*Items from a dataset*.
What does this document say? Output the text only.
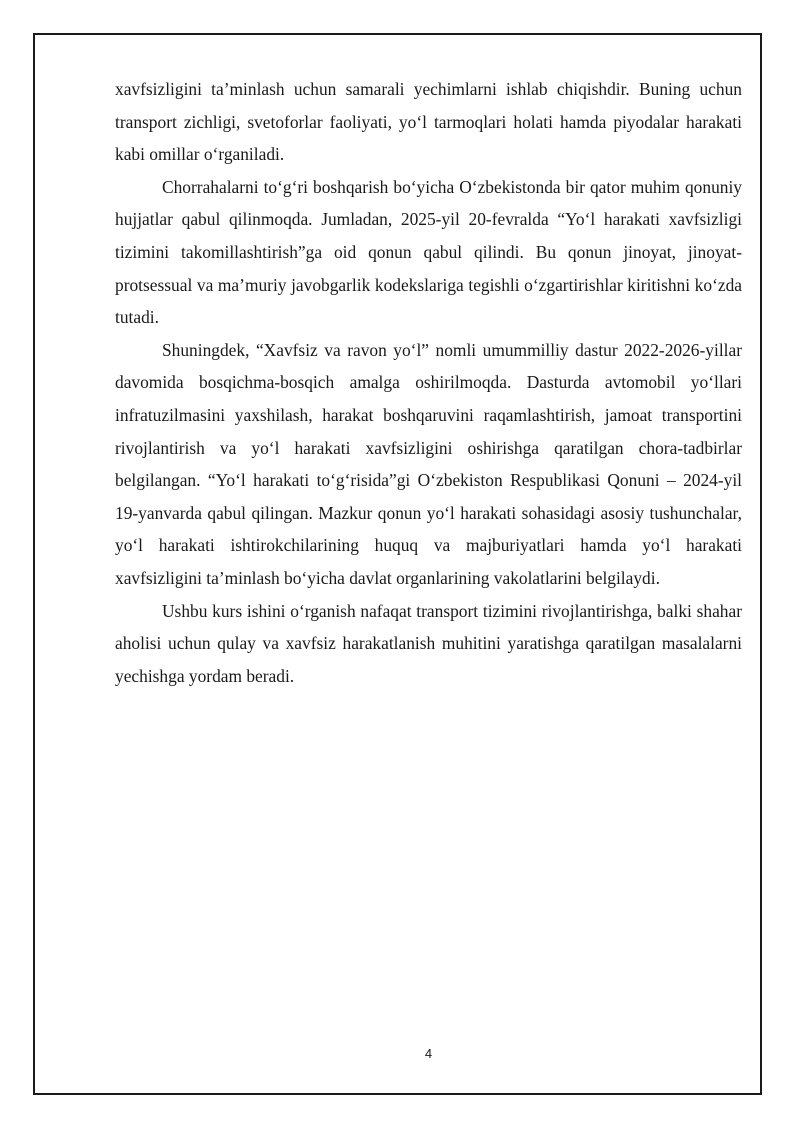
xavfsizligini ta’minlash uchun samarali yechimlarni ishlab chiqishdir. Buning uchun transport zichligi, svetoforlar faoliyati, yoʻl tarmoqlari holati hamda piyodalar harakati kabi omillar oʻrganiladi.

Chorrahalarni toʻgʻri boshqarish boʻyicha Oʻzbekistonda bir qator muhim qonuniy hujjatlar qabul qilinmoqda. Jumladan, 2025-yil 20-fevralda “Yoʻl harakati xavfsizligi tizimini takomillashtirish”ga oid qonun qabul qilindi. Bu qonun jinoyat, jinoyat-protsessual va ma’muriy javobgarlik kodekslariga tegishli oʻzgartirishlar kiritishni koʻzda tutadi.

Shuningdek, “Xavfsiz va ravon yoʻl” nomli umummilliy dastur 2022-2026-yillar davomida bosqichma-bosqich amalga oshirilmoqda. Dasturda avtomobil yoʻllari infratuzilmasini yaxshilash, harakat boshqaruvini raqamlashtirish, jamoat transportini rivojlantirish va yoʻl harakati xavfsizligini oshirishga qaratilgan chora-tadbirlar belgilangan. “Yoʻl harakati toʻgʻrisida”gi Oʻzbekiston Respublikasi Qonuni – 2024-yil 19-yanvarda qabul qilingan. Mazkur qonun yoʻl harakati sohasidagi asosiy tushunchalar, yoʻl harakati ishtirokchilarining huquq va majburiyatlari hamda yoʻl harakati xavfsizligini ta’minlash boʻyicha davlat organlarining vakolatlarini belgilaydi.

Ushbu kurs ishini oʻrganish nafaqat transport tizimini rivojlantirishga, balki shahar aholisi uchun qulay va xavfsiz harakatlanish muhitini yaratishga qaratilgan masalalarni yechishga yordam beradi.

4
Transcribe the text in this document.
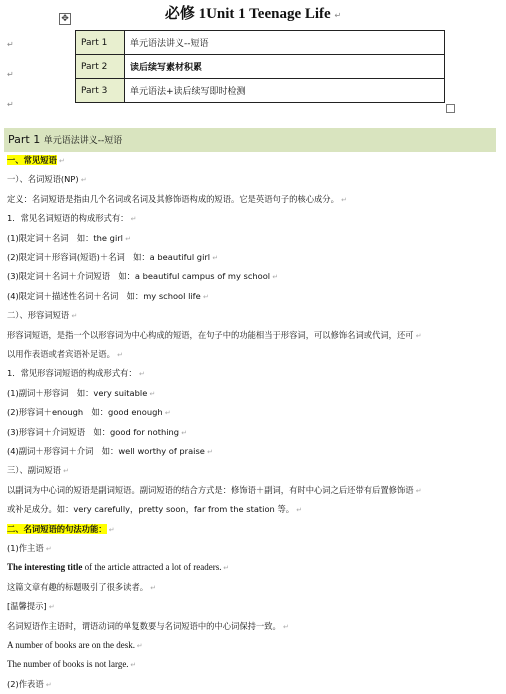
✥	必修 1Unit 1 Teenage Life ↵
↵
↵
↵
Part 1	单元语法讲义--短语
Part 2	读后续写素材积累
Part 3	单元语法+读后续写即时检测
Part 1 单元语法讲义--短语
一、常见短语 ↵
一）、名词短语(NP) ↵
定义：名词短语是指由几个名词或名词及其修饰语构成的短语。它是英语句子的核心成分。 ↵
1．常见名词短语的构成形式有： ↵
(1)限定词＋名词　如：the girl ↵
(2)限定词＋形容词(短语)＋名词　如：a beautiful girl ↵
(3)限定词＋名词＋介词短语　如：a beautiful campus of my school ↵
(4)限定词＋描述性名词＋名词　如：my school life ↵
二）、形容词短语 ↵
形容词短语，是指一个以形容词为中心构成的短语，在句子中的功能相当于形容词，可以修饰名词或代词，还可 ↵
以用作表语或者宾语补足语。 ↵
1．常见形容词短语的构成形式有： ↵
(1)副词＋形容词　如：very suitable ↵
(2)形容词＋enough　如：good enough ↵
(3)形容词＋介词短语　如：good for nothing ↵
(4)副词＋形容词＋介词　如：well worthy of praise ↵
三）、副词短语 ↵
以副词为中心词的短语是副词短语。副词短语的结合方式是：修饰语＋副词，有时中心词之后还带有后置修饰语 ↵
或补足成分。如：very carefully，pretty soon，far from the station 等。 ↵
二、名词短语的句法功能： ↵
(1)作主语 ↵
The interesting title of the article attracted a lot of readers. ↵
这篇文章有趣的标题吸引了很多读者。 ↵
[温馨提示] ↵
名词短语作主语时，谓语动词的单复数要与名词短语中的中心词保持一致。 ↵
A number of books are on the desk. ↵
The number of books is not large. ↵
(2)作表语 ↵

--

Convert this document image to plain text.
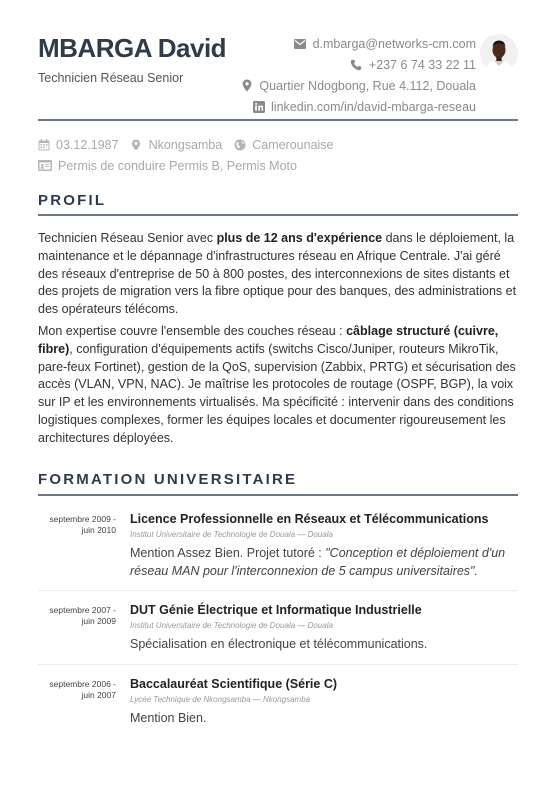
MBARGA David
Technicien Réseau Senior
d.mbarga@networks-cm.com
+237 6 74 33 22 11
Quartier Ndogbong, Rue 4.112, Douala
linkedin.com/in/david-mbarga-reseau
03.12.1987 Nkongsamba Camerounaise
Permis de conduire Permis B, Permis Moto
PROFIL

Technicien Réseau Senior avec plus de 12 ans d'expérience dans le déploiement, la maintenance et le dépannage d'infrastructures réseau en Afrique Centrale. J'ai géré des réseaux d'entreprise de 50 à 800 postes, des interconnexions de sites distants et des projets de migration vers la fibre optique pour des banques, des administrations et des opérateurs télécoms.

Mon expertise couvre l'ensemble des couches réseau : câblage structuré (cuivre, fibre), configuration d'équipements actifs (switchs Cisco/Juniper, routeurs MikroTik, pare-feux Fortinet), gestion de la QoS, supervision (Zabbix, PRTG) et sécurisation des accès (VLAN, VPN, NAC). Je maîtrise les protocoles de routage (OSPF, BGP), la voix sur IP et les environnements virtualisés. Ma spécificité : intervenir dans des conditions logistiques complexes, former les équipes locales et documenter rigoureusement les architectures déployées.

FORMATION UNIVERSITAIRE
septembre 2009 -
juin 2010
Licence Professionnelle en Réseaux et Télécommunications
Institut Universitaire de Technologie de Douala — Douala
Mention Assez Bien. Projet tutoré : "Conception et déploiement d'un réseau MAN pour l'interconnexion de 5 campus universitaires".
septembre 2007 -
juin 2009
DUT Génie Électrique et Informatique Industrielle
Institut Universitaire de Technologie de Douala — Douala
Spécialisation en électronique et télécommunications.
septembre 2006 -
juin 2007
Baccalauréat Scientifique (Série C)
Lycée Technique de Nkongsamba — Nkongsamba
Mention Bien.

* * *

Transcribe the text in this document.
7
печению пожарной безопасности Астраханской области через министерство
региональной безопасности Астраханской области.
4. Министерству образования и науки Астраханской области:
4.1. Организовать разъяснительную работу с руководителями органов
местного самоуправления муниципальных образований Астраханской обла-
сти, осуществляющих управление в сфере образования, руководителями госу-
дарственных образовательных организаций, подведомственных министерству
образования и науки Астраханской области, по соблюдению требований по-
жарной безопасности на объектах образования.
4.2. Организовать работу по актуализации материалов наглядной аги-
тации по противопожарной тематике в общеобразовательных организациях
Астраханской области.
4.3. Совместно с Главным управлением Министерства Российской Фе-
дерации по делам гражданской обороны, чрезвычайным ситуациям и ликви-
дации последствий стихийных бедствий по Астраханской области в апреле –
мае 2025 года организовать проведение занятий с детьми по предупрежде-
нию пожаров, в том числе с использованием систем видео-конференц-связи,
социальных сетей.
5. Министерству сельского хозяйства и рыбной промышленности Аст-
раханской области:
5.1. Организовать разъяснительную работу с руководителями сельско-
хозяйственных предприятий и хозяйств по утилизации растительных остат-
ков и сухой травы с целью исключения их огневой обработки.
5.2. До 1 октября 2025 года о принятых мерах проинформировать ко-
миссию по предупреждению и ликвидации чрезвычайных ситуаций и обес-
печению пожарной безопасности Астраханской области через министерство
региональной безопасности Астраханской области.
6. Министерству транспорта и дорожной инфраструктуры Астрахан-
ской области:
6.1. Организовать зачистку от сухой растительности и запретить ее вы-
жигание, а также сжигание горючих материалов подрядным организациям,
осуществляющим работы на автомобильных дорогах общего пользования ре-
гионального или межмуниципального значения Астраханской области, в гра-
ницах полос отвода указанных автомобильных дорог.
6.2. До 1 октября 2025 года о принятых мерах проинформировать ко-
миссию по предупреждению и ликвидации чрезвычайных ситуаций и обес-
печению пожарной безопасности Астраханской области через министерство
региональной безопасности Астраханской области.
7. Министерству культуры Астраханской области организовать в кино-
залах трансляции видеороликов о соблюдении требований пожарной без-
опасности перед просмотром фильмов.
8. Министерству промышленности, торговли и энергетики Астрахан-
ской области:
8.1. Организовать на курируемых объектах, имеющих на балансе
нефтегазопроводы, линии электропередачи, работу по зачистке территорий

*Work instructions*.
Copy each line above containing the string "года".

*Written response*.
мае 2025 года организовать проведение занятий с детьми по предупрежде-
5.2. До 1 октября 2025 года о принятых мерах проинформировать ко-
6.2. До 1 октября 2025 года о принятых мерах проинформировать ко-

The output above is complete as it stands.